- _What you have to do_:
Check each line of the listing for the word "excursions" and give only the number of lines that have it.

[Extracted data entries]
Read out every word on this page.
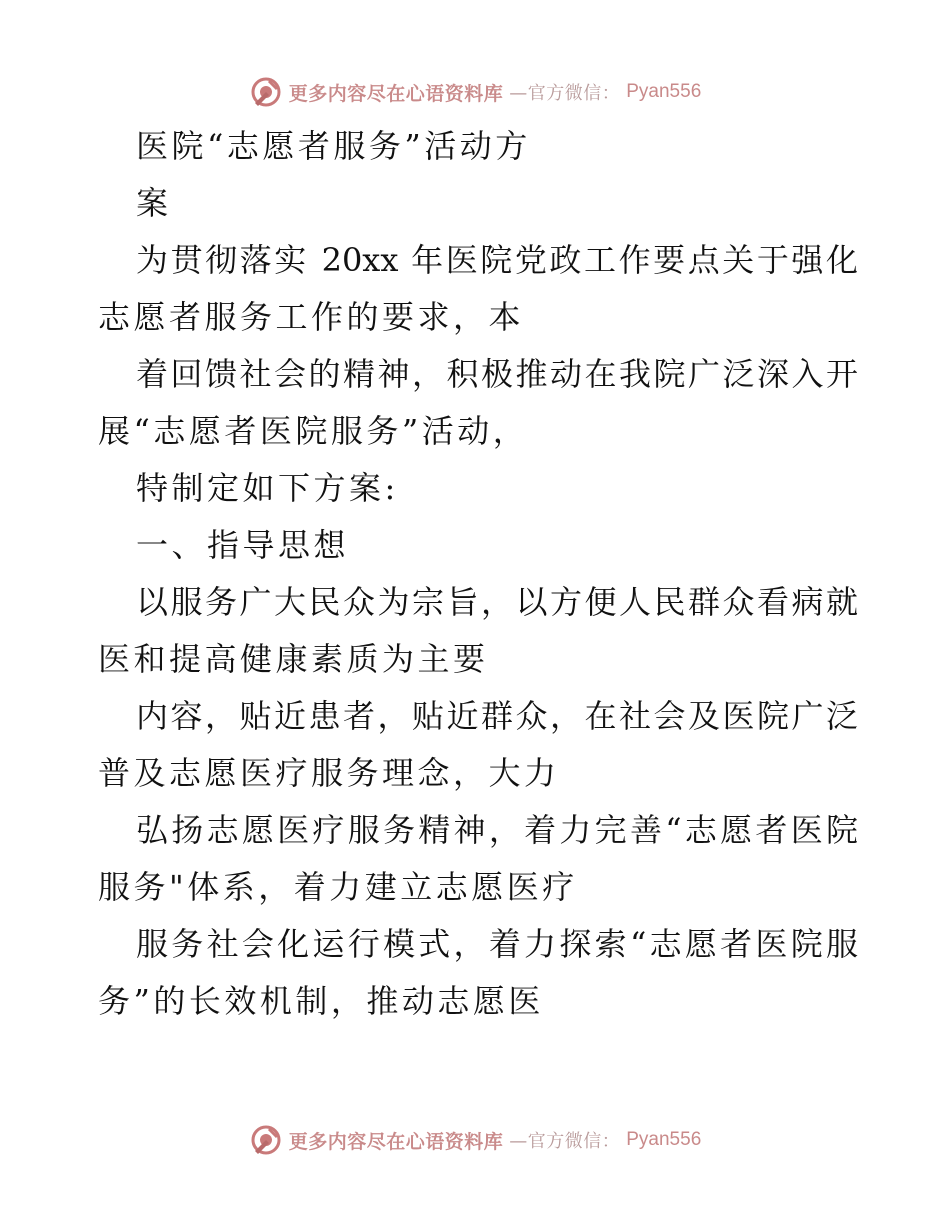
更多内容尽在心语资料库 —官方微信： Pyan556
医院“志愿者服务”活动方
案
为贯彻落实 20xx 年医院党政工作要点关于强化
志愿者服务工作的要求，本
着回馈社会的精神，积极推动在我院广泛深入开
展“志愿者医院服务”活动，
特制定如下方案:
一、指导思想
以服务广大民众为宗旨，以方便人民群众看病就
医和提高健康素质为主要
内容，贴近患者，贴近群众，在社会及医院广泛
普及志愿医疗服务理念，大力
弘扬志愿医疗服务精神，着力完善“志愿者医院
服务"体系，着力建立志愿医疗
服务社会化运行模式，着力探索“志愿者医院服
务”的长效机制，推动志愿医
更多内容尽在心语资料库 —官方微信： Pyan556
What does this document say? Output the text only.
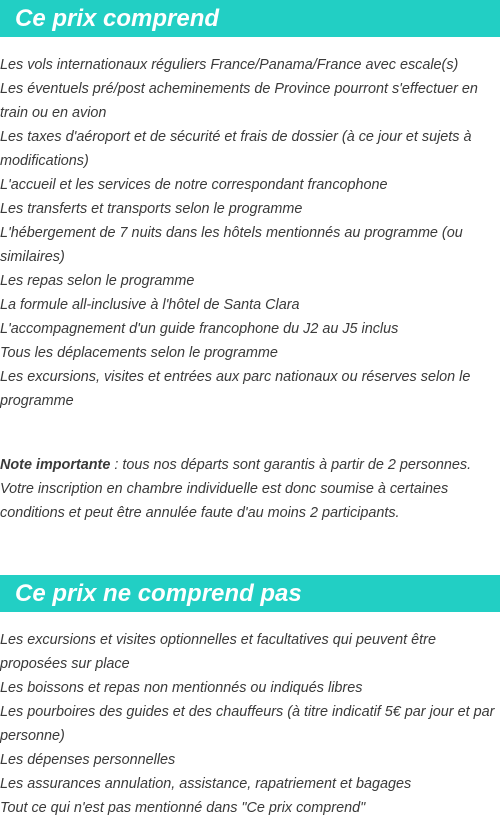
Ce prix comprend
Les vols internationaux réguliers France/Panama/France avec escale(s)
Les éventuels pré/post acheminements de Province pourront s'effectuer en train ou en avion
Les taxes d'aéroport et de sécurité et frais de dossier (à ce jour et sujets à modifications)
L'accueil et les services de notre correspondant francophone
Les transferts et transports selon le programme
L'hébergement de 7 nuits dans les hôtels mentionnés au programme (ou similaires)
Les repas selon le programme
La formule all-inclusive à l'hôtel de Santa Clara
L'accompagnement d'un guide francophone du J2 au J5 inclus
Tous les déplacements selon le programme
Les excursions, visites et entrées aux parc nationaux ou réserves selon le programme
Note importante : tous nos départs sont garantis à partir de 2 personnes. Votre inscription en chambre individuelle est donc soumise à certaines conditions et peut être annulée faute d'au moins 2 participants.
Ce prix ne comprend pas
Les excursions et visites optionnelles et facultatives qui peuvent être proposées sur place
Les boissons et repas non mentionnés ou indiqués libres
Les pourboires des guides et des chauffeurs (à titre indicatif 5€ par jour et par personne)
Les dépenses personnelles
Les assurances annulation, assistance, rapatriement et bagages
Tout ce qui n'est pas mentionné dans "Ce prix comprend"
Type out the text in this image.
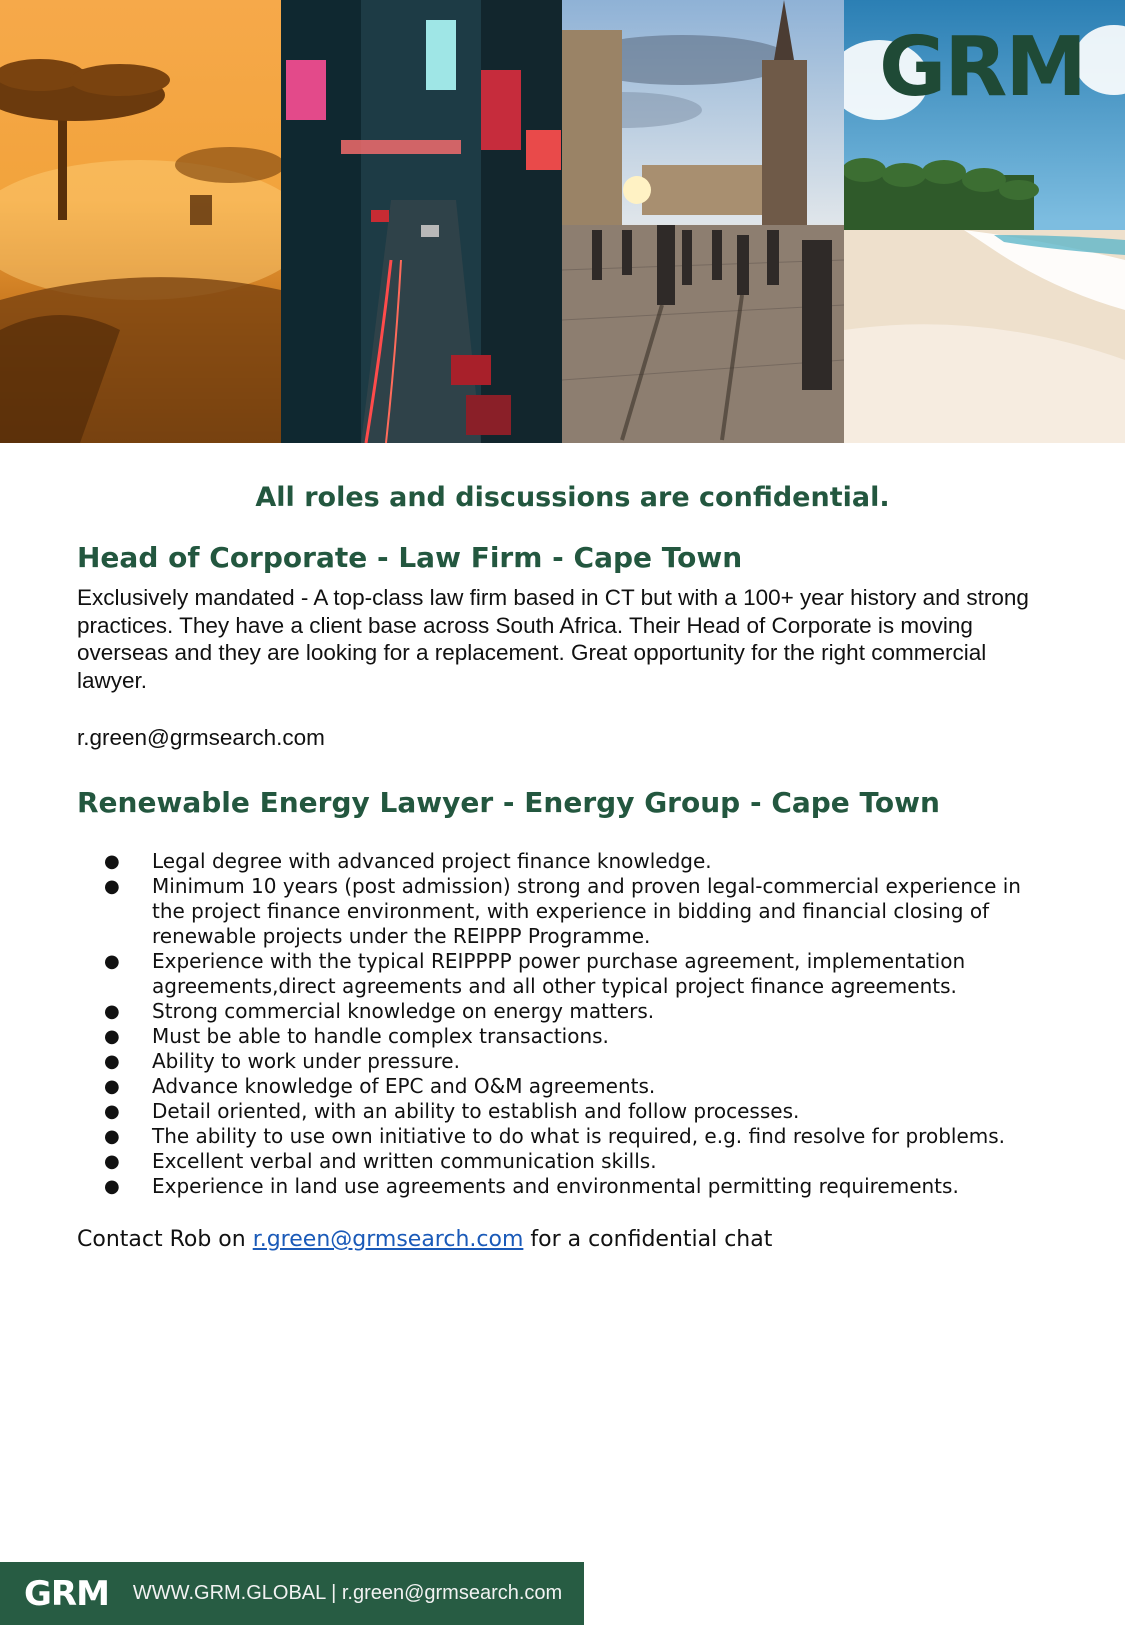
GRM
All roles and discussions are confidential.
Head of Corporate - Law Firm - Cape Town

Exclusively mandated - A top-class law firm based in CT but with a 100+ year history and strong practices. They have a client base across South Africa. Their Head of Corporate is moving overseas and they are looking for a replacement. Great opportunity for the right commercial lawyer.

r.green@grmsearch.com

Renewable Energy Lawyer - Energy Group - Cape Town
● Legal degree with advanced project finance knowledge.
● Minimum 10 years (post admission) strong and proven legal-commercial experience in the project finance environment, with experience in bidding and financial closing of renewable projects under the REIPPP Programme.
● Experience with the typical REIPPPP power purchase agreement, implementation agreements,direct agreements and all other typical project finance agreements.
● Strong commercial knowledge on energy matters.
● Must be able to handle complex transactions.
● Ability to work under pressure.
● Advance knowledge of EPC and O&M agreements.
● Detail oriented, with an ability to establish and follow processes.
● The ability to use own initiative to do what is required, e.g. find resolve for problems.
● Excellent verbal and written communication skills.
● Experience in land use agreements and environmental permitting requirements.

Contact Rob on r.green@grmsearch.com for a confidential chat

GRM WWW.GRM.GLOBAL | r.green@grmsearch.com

- _Written solution_:
2